- **EXERCISE PROMPT**
All records below must be retyped exactly.
[Begin]
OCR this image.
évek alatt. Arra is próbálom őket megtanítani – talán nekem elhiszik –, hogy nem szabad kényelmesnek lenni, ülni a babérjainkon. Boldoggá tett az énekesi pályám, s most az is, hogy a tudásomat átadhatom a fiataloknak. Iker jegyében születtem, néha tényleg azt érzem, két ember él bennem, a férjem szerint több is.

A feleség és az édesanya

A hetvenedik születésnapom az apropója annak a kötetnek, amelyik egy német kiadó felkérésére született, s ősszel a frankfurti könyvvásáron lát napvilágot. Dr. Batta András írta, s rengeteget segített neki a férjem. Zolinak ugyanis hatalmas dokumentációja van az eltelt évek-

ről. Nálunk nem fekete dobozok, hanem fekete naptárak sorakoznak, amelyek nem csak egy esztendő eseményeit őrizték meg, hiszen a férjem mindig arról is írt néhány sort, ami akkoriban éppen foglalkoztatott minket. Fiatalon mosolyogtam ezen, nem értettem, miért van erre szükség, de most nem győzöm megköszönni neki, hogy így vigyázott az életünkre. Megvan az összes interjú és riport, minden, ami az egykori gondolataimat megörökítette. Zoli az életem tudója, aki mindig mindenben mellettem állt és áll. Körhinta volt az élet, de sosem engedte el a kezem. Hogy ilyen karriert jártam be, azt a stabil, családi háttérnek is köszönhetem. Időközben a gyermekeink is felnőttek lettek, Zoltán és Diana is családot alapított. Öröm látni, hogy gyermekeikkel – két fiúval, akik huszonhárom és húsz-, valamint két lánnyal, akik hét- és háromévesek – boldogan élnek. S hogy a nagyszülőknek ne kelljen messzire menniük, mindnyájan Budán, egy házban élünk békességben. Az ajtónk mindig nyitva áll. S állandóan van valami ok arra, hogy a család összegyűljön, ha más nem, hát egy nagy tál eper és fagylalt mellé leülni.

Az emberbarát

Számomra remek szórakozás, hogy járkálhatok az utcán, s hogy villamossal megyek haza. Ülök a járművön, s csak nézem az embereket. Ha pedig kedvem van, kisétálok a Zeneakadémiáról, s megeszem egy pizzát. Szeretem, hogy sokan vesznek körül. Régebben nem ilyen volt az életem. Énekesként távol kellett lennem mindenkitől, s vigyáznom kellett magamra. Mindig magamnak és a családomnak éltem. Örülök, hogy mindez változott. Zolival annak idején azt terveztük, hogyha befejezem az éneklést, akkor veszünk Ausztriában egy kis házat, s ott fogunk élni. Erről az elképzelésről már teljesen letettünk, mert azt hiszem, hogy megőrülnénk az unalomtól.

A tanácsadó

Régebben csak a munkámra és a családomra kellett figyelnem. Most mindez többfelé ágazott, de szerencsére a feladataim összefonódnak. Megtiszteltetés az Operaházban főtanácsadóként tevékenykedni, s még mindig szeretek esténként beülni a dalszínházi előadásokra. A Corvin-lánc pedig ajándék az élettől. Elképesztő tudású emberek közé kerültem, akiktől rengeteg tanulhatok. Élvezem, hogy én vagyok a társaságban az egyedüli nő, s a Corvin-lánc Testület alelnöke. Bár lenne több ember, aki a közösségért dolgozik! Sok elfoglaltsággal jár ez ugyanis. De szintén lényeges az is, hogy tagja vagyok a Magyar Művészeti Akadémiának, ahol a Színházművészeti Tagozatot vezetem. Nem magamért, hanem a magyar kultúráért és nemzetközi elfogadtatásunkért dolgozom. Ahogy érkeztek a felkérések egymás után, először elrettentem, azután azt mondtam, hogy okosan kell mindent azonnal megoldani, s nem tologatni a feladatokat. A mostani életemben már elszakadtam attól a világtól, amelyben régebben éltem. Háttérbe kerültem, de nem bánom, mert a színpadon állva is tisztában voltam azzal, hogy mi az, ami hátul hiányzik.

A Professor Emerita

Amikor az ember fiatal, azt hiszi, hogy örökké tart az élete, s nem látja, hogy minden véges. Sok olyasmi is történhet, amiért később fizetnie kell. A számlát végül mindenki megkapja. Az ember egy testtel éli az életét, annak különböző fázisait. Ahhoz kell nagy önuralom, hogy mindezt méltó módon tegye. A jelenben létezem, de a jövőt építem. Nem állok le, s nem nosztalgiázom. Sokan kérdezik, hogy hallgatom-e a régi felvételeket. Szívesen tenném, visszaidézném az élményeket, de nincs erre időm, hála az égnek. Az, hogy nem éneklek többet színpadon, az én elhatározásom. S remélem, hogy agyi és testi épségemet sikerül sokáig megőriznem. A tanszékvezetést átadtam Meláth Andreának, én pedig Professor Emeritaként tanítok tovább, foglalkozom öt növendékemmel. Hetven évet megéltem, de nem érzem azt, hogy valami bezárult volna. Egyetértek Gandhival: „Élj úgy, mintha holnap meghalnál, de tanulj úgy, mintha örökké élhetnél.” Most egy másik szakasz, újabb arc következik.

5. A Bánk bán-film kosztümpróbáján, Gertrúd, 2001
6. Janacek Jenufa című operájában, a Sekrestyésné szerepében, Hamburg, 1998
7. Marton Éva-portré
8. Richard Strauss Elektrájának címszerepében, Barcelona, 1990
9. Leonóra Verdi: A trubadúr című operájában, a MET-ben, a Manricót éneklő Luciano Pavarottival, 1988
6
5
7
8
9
[End]
- **REPLY**
OCR this image.
évek alatt. Arra is próbálom őket megtanítani – talán nekem elhiszik –, hogy nem szabad kényelmesnek lenni, ülni a babérjainkon. Boldoggá tett az énekesi pályám, s most az is, hogy a tudásomat átadhatom a fiataloknak. Iker jegyében születtem, néha tényleg azt érzem, két ember él bennem, a férjem szerint több is.

A feleség és az édesanya

A hetvenedik születésnapom az apropója annak a kötetnek, amelyik egy német kiadó felkérésére született, s ősszel a frankfurti könyvvásáron lát napvilágot. Dr. Batta András írta, s rengeteget segített neki a férjem. Zolinak ugyanis hatalmas dokumentációja van az eltelt évek-

ről. Nálunk nem fekete dobozok, hanem fekete naptárak sorakoznak, amelyek nem csak egy esztendő eseményeit őrizték meg, hiszen a férjem mindig arról is írt néhány sort, ami akkoriban éppen foglalkoztatott minket. Fiatalon mosolyogtam ezen, nem értettem, miért van erre szükség, de most nem győzöm megköszönni neki, hogy így vigyázott az életünkre. Megvan az összes interjú és riport, minden, ami az egykori gondolataimat megörökítette. Zoli az életem tudója, aki mindig mindenben mellettem állt és áll. Körhinta volt az élet, de sosem engedte el a kezem. Hogy ilyen karriert jártam be, azt a stabil, családi háttérnek is köszönhetem. Időközben a gyermekeink is felnőttek lettek, Zoltán és Diana is családot alapított. Öröm látni, hogy gyermekeikkel – két fiúval, akik huszonhárom és húsz-, valamint két lánnyal, akik hét- és háromévesek – boldogan élnek. S hogy a nagyszülőknek ne kelljen messzire menniük, mindnyájan Budán, egy házban élünk békességben. Az ajtónk mindig nyitva áll. S állandóan van valami ok arra, hogy a család összegyűljön, ha más nem, hát egy nagy tál eper és fagylalt mellé leülni.

Az emberbarát

Számomra remek szórakozás, hogy járkálhatok az utcán, s hogy villamossal megyek haza. Ülök a járművön, s csak nézem az embereket. Ha pedig kedvem van, kisétálok a Zeneakadémiáról, s megeszem egy pizzát. Szeretem, hogy sokan vesznek körül. Régebben nem ilyen volt az életem. Énekesként távol kellett lennem mindenkitől, s vigyáznom kellett magamra. Mindig magamnak és a családomnak éltem. Örülök, hogy mindez változott. Zolival annak idején azt terveztük, hogyha befejezem az éneklést, akkor veszünk Ausztriában egy kis házat, s ott fogunk élni. Erről az elképzelésről már teljesen letettünk, mert azt hiszem, hogy megőrülnénk az unalomtól.

A tanácsadó

Régebben csak a munkámra és a családomra kellett figyelnem. Most mindez többfelé ágazott, de szerencsére a feladataim összefonódnak. Megtiszteltetés az Operaházban főtanácsadóként tevékenykedni, s még mindig szeretek esténként beülni a dalszínházi előadásokra. A Corvin-lánc pedig ajándék az élettől. Elképesztő tudású emberek közé kerültem, akiktől rengeteg tanulhatok. Élvezem, hogy én vagyok a társaságban az egyedüli nő, s a Corvin-lánc Testület alelnöke. Bár lenne több ember, aki a közösségért dolgozik! Sok elfoglaltsággal jár ez ugyanis. De szintén lényeges az is, hogy tagja vagyok a Magyar Művészeti Akadémiának, ahol a Színházművészeti Tagozatot vezetem. Nem magamért, hanem a magyar kultúráért és nemzetközi elfogadtatásunkért dolgozom. Ahogy érkeztek a felkérések egymás után, először elrettentem, azután azt mondtam, hogy okosan kell mindent azonnal megoldani, s nem tologatni a feladatokat. A mostani életemben már elszakadtam attól a világtól, amelyben régebben éltem. Háttérbe kerültem, de nem bánom, mert a színpadon állva is tisztában voltam azzal, hogy mi az, ami hátul hiányzik.

A Professor Emerita

Amikor az ember fiatal, azt hiszi, hogy örökké tart az élete, s nem látja, hogy minden véges. Sok olyasmi is történhet, amiért később fizetnie kell. A számlát végül mindenki megkapja. Az ember egy testtel éli az életét, annak különböző fázisait. Ahhoz kell nagy önuralom, hogy mindezt méltó módon tegye. A jelenben létezem, de a jövőt építem. Nem állok le, s nem nosztalgiázom. Sokan kérdezik, hogy hallgatom-e a régi felvételeket. Szívesen tenném, visszaidézném az élményeket, de nincs erre időm, hála az égnek. Az, hogy nem éneklek többet színpadon, az én elhatározásom. S remélem, hogy agyi és testi épségemet sikerül sokáig megőriznem. A tanszékvezetést átadtam Meláth Andreának, én pedig Professor Emeritaként tanítok tovább, foglalkozom öt növendékemmel. Hetven évet megéltem, de nem érzem azt, hogy valami bezárult volna. Egyetértek Gandhival: „Élj úgy, mintha holnap meghalnál, de tanulj úgy, mintha örökké élhetnél.” Most egy másik szakasz, újabb arc következik.

5. A Bánk bán-film kosztümpróbáján, Gertrúd, 2001
6. Janacek Jenufa című operájában, a Sekrestyésné szerepében, Hamburg, 1998
7. Marton Éva-portré
8. Richard Strauss Elektrájának címszerepében, Barcelona, 1990
9. Leonóra Verdi: A trubadúr című operájában, a MET-ben, a Manricót éneklő Luciano Pavarottival, 1988
6
5
7
8
9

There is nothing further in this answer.